**Do this**
In the data below, locate each line with the word "weigh" and list it.
####################
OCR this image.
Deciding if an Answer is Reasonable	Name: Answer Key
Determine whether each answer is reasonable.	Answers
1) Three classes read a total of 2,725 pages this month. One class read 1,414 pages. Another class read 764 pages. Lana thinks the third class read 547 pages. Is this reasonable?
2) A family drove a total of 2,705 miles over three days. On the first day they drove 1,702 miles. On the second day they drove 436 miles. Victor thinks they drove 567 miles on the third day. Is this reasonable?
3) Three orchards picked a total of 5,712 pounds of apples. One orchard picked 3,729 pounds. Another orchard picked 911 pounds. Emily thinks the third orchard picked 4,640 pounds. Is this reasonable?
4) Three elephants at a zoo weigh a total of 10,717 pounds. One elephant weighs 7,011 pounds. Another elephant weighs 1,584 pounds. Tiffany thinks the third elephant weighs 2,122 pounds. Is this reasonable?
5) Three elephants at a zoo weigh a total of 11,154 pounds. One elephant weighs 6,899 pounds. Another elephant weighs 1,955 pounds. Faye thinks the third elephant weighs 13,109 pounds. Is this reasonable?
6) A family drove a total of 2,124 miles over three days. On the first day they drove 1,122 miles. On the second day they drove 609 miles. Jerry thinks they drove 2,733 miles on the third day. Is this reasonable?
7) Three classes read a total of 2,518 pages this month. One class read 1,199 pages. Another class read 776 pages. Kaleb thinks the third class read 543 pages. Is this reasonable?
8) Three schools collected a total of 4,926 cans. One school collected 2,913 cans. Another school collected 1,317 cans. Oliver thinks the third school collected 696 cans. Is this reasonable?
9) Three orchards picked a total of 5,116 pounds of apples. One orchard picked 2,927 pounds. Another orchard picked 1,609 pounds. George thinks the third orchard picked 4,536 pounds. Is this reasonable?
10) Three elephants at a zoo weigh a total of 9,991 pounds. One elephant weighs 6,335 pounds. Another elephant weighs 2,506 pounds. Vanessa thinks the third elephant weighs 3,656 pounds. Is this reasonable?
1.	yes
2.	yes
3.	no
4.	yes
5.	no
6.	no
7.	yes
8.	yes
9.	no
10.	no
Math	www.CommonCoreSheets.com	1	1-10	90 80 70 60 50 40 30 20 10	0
####################
**Answer below**
4) Three elephants at a zoo weigh a total of 10,717 pounds. One elephant weighs 7,011 pounds. Another elephant weighs 1,584 pounds. Tiffany thinks the third elephant weighs 2,122 pounds. Is this reasonable?
5) Three elephants at a zoo weigh a total of 11,154 pounds. One elephant weighs 6,899 pounds. Another elephant weighs 1,955 pounds. Faye thinks the third elephant weighs 13,109 pounds. Is this reasonable?
10) Three elephants at a zoo weigh a total of 9,991 pounds. One elephant weighs 6,335 pounds. Another elephant weighs 2,506 pounds. Vanessa thinks the third elephant weighs 3,656 pounds. Is this reasonable?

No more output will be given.